▸ WRITTEN PROBLEM:
Please quote every line word for word.

▸ TASK INPUT:
——

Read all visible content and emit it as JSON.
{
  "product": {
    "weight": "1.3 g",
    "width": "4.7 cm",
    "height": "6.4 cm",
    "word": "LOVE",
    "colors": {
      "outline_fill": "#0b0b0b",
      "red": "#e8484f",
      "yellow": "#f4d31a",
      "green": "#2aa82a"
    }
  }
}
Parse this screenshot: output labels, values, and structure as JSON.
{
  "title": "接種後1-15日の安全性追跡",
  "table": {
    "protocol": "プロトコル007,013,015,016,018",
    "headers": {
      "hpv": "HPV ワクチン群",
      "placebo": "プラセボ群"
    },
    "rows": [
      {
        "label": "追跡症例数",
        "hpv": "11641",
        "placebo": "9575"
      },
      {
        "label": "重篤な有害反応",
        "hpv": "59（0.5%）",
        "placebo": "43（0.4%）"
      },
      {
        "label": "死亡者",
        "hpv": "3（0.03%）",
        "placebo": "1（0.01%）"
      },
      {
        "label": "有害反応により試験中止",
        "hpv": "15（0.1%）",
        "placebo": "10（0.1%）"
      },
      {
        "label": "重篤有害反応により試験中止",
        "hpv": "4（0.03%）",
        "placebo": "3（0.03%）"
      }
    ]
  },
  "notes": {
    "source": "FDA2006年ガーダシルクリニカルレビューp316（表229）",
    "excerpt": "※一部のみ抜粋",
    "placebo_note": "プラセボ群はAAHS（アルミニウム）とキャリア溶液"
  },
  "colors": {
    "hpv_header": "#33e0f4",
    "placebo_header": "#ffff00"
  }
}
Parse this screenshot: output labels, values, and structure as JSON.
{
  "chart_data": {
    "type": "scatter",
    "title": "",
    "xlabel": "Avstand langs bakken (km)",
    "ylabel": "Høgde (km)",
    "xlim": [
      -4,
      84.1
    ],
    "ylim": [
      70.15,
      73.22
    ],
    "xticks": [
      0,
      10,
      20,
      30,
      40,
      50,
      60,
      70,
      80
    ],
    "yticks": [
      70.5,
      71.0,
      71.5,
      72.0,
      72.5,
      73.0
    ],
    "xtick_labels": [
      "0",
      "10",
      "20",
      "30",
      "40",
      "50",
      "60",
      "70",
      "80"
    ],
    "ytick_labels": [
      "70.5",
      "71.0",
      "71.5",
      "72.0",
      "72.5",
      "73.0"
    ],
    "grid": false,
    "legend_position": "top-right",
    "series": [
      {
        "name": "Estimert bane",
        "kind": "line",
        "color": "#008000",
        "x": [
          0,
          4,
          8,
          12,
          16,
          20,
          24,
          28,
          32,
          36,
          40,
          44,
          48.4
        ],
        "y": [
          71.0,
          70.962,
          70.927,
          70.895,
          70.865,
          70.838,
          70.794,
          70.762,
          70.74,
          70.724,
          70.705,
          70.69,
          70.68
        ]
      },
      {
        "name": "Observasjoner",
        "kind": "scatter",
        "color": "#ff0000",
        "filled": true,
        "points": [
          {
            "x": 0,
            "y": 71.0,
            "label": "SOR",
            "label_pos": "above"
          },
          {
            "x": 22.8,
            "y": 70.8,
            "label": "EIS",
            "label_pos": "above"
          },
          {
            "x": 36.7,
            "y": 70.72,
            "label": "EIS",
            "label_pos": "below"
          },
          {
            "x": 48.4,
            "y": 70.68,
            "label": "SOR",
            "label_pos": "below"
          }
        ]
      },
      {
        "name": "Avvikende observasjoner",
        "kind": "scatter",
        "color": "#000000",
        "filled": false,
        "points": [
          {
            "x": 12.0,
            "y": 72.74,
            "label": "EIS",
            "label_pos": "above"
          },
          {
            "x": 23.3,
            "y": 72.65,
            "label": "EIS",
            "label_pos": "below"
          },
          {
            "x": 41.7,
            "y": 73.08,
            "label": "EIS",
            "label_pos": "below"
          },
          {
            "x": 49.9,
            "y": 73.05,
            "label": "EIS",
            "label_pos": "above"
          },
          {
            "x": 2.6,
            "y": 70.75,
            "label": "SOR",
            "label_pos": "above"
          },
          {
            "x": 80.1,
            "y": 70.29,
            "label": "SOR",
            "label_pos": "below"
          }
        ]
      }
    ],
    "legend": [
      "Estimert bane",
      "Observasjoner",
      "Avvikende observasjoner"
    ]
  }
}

——

▸ TASK ANSWER:
Read all visible content and emit it as JSON.
{
  "product": {
    "weight": "1.3 g",
    "width": "4.7 cm",
    "height": "6.4 cm",
    "word": "LOVE",
    "colors": {
      "outline_fill": "#0b0b0b",
      "red": "#e8484f",
      "yellow": "#f4d31a",
      "green": "#2aa82a"
    }
  }
}
Parse this screenshot: output labels, values, and structure as JSON.
{
  "title": "接種後1-15日の安全性追跡",
  "table": {
    "protocol": "プロトコル007,013,015,016,018",
    "headers": {
      "hpv": "HPV ワクチン群",
      "placebo": "プラセボ群"
    },
    "rows": [
      {
        "label": "追跡症例数",
        "hpv": "11641",
        "placebo": "9575"
      },
      {
        "label": "重篤な有害反応",
        "hpv": "59（0.5%）",
        "placebo": "43（0.4%）"
      },
      {
        "label": "死亡者",
        "hpv": "3（0.03%）",
        "placebo": "1（0.01%）"
      },
      {
        "label": "有害反応により試験中止",
        "hpv": "15（0.1%）",
        "placebo": "10（0.1%）"
      },
      {
        "label": "重篤有害反応により試験中止",
        "hpv": "4（0.03%）",
        "placebo": "3（0.03%）"
      }
    ]
  },
  "notes": {
    "source": "FDA2006年ガーダシルクリニカルレビューp316（表229）",
    "excerpt": "※一部のみ抜粋",
    "placebo_note": "プラセボ群はAAHS（アルミニウム）とキャリア溶液"
  },
  "colors": {
    "hpv_header": "#33e0f4",
    "placebo_header": "#ffff00"
  }
}
Parse this screenshot: output labels, values, and structure as JSON.
{
  "chart_data": {
    "type": "scatter",
    "title": "",
    "xlabel": "Avstand langs bakken (km)",
    "ylabel": "Høgde (km)",
    "xlim": [
      -4,
      84.1
    ],
    "ylim": [
      70.15,
      73.22
    ],
    "xticks": [
      0,
      10,
      20,
      30,
      40,
      50,
      60,
      70,
      80
    ],
    "yticks": [
      70.5,
      71.0,
      71.5,
      72.0,
      72.5,
      73.0
    ],
    "xtick_labels": [
      "0",
      "10",
      "20",
      "30",
      "40",
      "50",
      "60",
      "70",
      "80"
    ],
    "ytick_labels": [
      "70.5",
      "71.0",
      "71.5",
      "72.0",
      "72.5",
      "73.0"
    ],
    "grid": false,
    "legend_position": "top-right",
    "series": [
      {
        "name": "Estimert bane",
        "kind": "line",
        "color": "#008000",
        "x": [
          0,
          4,
          8,
          12,
          16,
          20,
          24,
          28,
          32,
          36,
          40,
          44,
          48.4
        ],
        "y": [
          71.0,
          70.962,
          70.927,
          70.895,
          70.865,
          70.838,
          70.794,
          70.762,
          70.74,
          70.724,
          70.705,
          70.69,
          70.68
        ]
      },
      {
        "name": "Observasjoner",
        "kind": "scatter",
        "color": "#ff0000",
        "filled": true,
        "points": [
          {
            "x": 0,
            "y": 71.0,
            "label": "SOR",
            "label_pos": "above"
          },
          {
            "x": 22.8,
            "y": 70.8,
            "label": "EIS",
            "label_pos": "above"
          },
          {
            "x": 36.7,
            "y": 70.72,
            "label": "EIS",
            "label_pos": "below"
          },
          {
            "x": 48.4,
            "y": 70.68,
            "label": "SOR",
            "label_pos": "below"
          }
        ]
      },
      {
        "name": "Avvikende observasjoner",
        "kind": "scatter",
        "color": "#000000",
        "filled": false,
        "points": [
          {
            "x": 12.0,
            "y": 72.74,
            "label": "EIS",
            "label_pos": "above"
          },
          {
            "x": 23.3,
            "y": 72.65,
            "label": "EIS",
            "label_pos": "below"
          },
          {
            "x": 41.7,
            "y": 73.08,
            "label": "EIS",
            "label_pos": "below"
          },
          {
            "x": 49.9,
            "y": 73.05,
            "label": "EIS",
            "label_pos": "above"
          },
          {
            "x": 2.6,
            "y": 70.75,
            "label": "SOR",
            "label_pos": "above"
          },
          {
            "x": 80.1,
            "y": 70.29,
            "label": "SOR",
            "label_pos": "below"
          }
        ]
      }
    ],
    "legend": [
      "Estimert bane",
      "Observasjoner",
      "Avvikende observasjoner"
    ]
  }
}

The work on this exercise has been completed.